**Goal of the exercise:**
Answer with nothing except the number of lines that contain the word "content".

**Supplied records:**
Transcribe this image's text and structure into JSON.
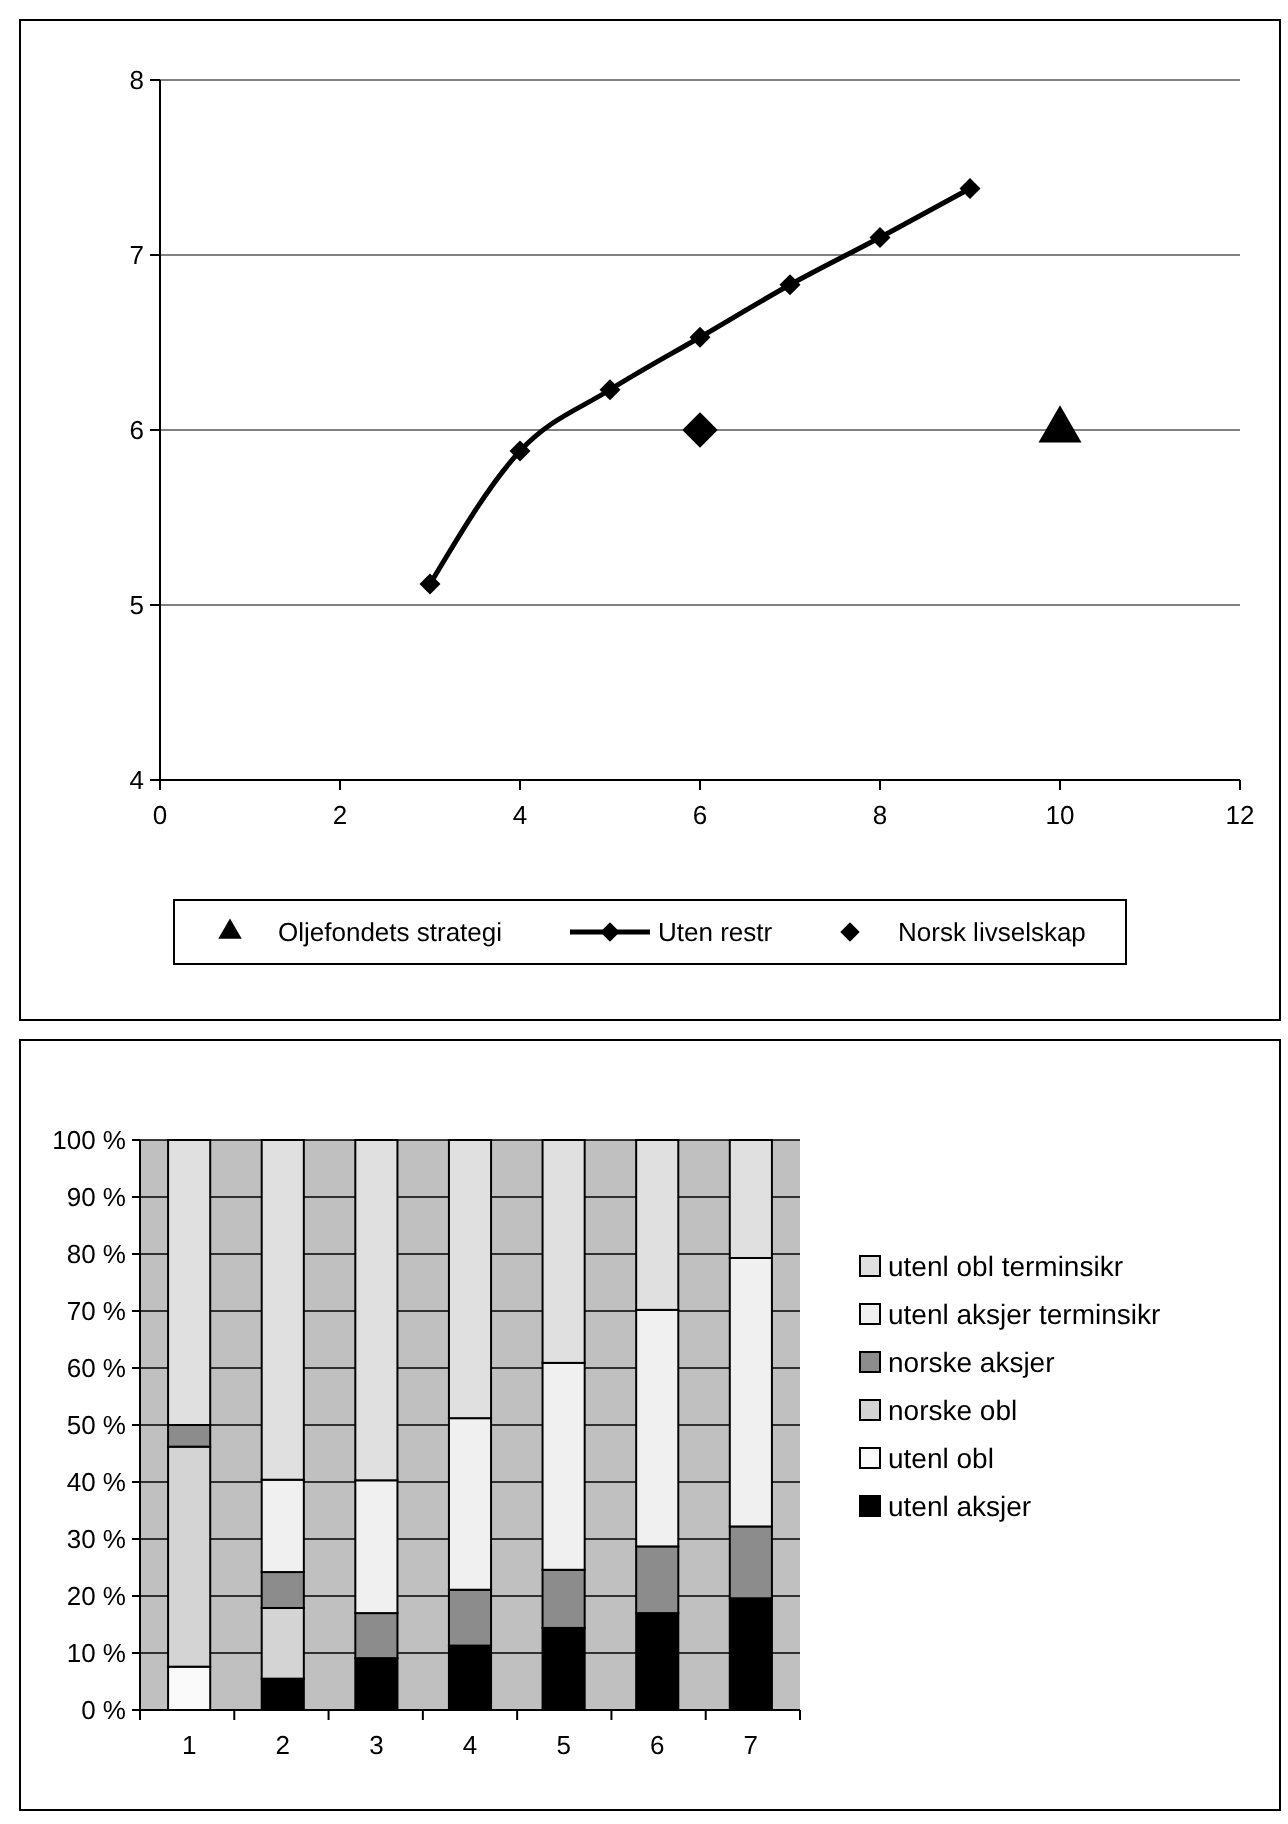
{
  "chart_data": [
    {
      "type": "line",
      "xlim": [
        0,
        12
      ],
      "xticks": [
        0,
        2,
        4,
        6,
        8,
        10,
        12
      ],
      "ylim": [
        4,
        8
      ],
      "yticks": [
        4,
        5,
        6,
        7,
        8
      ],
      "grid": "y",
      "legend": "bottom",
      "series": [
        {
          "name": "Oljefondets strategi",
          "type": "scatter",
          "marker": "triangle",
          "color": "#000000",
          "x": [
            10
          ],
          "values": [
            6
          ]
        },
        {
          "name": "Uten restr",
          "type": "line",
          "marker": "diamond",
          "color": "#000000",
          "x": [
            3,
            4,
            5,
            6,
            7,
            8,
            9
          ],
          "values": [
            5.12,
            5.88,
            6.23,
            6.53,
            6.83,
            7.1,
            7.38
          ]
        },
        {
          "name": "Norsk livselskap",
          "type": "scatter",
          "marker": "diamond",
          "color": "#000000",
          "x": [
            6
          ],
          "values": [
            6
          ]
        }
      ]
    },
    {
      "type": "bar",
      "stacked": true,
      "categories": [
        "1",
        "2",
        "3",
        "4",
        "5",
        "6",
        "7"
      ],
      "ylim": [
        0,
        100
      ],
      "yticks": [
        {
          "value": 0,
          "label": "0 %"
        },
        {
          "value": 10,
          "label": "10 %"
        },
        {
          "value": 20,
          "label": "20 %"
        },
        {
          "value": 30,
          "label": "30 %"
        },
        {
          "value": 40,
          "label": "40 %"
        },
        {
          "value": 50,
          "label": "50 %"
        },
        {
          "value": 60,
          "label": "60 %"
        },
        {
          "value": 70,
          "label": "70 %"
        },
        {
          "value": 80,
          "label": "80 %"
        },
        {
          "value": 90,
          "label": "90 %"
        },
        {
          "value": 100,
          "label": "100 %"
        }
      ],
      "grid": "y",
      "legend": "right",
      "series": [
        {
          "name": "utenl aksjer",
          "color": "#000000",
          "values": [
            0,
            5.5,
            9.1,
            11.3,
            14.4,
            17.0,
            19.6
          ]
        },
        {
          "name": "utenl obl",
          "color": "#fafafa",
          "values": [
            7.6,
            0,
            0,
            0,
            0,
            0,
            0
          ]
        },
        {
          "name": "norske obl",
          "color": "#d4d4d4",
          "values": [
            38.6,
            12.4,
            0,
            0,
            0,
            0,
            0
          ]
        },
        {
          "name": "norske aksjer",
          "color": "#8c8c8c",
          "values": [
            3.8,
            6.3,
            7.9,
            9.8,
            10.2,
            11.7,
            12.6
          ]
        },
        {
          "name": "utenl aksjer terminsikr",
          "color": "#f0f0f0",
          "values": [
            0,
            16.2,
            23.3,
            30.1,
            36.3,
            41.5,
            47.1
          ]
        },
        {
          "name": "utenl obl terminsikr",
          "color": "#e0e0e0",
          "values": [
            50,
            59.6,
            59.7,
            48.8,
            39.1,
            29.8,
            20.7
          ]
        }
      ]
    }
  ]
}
---
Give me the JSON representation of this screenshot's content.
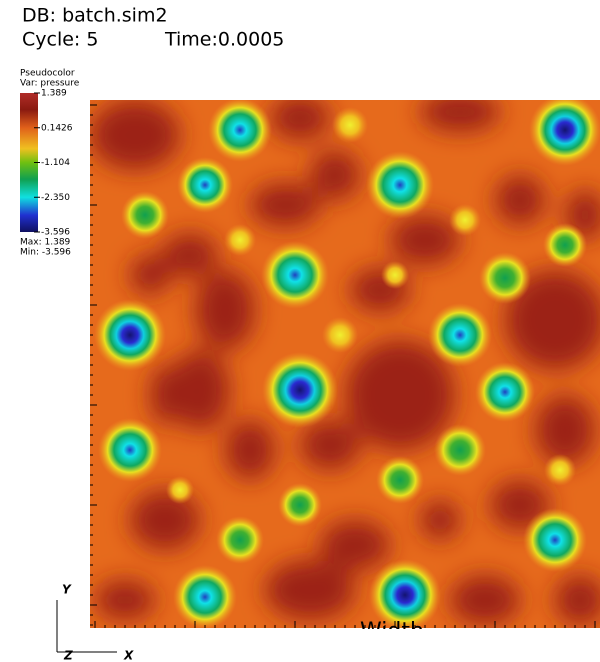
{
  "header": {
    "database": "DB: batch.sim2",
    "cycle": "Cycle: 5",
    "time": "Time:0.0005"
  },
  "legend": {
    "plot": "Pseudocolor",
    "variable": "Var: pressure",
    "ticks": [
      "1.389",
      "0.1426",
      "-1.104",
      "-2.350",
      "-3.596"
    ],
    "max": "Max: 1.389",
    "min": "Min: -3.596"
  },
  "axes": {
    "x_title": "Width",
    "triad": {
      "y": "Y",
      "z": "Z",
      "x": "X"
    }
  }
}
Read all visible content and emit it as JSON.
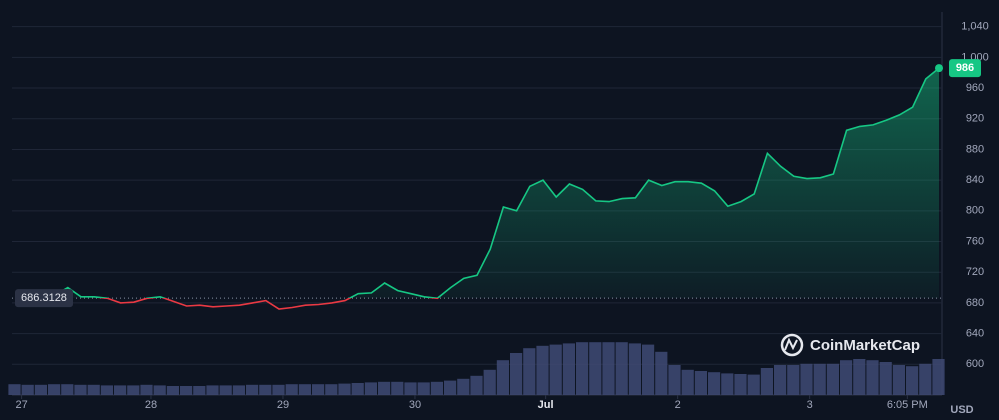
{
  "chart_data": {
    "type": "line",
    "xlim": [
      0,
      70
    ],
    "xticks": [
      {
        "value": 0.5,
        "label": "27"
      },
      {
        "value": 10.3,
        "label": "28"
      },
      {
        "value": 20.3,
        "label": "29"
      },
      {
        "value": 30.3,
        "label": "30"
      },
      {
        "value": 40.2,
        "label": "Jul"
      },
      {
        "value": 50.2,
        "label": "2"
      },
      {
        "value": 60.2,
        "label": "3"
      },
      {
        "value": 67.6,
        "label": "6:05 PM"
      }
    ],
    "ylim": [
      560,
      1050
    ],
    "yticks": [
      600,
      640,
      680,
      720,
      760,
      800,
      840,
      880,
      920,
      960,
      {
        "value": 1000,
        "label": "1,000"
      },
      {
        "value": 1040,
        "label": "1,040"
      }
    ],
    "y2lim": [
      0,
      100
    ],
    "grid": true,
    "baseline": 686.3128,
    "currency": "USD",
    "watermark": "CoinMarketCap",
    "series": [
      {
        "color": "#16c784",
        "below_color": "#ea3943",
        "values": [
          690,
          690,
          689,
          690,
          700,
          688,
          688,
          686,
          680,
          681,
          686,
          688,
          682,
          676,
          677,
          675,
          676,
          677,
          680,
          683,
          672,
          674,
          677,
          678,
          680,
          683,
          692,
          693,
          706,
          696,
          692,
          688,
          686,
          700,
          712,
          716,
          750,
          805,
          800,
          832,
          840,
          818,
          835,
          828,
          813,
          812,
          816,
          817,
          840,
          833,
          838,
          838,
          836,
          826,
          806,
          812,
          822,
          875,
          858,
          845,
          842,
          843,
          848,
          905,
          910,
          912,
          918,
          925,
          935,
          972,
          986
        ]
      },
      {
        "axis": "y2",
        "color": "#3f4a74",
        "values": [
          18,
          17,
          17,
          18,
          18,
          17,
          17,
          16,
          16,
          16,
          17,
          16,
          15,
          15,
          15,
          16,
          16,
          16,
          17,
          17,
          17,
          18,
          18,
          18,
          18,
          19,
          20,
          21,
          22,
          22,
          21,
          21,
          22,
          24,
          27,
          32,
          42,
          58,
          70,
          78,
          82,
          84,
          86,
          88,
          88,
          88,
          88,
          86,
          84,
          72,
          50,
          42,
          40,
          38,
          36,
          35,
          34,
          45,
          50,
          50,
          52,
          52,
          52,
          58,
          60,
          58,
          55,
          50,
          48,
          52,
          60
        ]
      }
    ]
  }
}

**Result:**
2